Reproduce, character for character, the lines of the entries that run from the very first line down to and including the line containing "- caption-timestamp: (2025-09-22T12:00:00Z): [42, 753, 179, 767]".

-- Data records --
-- Start --

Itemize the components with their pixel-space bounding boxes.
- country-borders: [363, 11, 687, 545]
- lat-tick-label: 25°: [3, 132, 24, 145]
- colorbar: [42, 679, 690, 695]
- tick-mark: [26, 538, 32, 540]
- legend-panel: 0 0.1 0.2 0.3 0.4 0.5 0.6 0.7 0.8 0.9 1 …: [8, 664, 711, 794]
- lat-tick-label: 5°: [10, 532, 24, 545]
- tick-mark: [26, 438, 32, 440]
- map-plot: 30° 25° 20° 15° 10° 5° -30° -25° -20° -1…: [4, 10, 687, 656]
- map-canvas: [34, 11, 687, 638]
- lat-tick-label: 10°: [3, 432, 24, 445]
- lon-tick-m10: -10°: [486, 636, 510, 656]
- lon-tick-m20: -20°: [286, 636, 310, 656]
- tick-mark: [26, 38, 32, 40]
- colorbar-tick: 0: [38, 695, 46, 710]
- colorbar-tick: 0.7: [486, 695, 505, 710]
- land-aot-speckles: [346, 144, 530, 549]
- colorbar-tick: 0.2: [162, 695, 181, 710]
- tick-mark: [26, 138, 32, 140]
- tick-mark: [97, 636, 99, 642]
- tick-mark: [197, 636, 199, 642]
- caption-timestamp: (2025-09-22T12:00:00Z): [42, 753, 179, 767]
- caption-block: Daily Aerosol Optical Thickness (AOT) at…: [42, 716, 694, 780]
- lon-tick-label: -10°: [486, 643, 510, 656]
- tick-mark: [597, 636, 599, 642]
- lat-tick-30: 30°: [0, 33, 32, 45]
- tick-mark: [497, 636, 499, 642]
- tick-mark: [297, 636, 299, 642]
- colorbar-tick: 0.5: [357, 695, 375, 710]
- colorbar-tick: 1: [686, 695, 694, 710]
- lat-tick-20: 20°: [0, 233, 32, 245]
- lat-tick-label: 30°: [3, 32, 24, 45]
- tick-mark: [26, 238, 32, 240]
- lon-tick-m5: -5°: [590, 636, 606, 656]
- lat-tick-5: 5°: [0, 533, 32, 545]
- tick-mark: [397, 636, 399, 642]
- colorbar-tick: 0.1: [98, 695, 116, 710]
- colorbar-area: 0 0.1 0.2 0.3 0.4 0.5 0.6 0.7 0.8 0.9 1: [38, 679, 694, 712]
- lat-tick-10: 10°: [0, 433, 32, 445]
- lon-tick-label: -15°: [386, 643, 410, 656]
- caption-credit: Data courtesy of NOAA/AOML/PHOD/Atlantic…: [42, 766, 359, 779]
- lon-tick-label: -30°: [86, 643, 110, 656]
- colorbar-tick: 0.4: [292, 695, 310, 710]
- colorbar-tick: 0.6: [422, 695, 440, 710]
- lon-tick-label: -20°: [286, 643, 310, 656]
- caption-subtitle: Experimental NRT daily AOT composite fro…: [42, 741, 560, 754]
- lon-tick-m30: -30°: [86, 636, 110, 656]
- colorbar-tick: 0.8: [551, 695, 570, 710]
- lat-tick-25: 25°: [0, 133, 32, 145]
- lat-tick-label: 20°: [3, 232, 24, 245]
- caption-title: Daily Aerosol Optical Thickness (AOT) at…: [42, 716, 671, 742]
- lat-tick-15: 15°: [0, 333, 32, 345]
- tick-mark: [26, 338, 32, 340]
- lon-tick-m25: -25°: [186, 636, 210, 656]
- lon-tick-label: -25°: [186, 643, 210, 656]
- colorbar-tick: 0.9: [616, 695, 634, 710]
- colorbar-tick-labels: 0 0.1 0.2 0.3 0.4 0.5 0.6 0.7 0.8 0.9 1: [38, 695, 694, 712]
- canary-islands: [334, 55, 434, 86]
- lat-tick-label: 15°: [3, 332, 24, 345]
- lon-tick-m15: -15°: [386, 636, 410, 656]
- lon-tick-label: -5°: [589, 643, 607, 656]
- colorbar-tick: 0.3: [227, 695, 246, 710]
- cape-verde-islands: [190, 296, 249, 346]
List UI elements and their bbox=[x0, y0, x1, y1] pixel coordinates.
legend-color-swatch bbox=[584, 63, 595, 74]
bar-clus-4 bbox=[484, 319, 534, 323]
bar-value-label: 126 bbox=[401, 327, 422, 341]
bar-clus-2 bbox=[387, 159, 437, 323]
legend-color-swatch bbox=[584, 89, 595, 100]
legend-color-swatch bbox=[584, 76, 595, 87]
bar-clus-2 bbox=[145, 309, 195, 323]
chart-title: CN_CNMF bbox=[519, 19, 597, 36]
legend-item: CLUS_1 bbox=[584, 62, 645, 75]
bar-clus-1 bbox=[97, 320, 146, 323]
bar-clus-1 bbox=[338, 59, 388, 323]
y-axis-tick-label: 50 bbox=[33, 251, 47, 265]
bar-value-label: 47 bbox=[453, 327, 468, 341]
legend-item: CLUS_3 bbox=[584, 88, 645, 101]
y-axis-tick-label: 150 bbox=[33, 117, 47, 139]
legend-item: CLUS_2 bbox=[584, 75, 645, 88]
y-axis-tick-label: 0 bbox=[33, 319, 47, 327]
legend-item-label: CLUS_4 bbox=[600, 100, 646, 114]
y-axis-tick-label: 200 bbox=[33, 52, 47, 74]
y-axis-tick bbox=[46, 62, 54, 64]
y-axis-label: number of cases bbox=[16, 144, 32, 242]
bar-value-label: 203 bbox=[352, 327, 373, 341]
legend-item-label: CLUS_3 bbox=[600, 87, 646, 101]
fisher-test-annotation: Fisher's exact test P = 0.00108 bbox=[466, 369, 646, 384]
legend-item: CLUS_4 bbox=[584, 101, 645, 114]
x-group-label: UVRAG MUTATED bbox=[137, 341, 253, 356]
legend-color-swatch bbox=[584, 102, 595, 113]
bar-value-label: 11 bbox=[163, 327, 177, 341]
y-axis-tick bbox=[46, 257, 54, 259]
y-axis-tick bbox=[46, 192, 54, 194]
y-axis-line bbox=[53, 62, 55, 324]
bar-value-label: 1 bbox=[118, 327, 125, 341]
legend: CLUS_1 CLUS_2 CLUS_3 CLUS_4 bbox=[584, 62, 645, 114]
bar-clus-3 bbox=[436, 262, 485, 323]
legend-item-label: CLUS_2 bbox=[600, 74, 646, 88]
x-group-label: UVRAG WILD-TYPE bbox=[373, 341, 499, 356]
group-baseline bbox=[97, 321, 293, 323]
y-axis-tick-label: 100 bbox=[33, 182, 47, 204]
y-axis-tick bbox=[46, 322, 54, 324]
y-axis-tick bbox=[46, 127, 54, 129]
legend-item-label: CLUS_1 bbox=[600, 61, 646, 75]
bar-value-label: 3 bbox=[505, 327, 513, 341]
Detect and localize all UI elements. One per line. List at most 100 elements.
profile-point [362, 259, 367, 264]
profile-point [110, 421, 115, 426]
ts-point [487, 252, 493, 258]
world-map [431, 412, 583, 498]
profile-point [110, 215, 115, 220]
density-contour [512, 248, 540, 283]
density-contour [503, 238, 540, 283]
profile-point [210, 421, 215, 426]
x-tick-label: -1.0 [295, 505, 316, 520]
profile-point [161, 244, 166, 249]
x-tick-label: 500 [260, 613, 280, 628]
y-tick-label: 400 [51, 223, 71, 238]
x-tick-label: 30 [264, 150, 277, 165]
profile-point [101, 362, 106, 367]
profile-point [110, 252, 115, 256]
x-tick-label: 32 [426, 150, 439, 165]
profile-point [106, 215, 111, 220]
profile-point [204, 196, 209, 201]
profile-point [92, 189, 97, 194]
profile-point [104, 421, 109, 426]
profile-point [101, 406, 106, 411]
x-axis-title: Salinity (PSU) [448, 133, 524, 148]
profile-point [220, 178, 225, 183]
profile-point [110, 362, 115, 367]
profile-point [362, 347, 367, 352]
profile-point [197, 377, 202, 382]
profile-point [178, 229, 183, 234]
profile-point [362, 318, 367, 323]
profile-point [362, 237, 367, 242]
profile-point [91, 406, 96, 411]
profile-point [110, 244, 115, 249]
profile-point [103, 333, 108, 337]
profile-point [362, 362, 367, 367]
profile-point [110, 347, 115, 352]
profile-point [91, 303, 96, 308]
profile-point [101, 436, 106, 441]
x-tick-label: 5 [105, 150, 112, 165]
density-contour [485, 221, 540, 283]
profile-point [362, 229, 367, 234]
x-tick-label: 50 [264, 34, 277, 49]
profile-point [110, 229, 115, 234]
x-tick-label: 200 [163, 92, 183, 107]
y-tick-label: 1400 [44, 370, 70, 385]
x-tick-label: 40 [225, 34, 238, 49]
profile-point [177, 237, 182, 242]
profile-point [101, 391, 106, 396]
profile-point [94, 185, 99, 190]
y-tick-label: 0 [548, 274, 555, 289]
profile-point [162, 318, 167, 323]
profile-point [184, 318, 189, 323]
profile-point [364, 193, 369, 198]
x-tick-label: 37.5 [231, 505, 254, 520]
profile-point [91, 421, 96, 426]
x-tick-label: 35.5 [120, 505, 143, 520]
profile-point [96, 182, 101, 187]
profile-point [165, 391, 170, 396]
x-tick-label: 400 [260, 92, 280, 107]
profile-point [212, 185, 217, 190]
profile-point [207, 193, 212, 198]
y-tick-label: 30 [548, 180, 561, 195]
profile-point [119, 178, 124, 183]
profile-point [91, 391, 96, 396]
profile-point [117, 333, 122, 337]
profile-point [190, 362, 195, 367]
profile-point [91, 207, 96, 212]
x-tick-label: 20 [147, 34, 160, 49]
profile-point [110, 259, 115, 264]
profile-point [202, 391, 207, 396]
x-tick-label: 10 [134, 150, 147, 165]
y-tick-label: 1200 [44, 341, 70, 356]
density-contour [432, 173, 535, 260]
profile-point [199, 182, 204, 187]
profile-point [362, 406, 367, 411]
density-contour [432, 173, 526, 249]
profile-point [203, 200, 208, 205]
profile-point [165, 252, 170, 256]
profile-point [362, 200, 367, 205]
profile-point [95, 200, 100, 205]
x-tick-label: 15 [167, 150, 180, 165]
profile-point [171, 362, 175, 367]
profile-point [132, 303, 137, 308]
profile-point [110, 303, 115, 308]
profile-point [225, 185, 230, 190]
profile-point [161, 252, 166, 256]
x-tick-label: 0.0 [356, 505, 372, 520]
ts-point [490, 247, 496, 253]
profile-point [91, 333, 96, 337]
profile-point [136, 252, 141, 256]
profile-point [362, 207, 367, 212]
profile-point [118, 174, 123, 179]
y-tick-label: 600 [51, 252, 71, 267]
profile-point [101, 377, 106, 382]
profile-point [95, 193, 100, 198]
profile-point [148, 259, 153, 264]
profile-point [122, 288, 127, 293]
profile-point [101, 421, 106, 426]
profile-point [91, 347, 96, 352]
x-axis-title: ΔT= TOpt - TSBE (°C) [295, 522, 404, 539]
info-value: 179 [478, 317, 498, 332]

-- End --

-- The output --
Itemize the components with their pixel-space bounding boxes.
- country-borders: [363, 11, 687, 545]
- lat-tick-label: 25°: [3, 132, 24, 145]
- colorbar: [42, 679, 690, 695]
- tick-mark: [26, 538, 32, 540]
- legend-panel: 0 0.1 0.2 0.3 0.4 0.5 0.6 0.7 0.8 0.9 1 …: [8, 664, 711, 794]
- lat-tick-label: 5°: [10, 532, 24, 545]
- tick-mark: [26, 438, 32, 440]
- map-plot: 30° 25° 20° 15° 10° 5° -30° -25° -20° -1…: [4, 10, 687, 656]
- map-canvas: [34, 11, 687, 638]
- lat-tick-label: 10°: [3, 432, 24, 445]
- lon-tick-m10: -10°: [486, 636, 510, 656]
- lon-tick-m20: -20°: [286, 636, 310, 656]
- tick-mark: [26, 38, 32, 40]
- colorbar-tick: 0: [38, 695, 46, 710]
- colorbar-tick: 0.7: [486, 695, 505, 710]
- land-aot-speckles: [346, 144, 530, 549]
- colorbar-tick: 0.2: [162, 695, 181, 710]
- tick-mark: [26, 138, 32, 140]
- tick-mark: [97, 636, 99, 642]
- tick-mark: [197, 636, 199, 642]
- caption-timestamp: (2025-09-22T12:00:00Z): [42, 753, 179, 767]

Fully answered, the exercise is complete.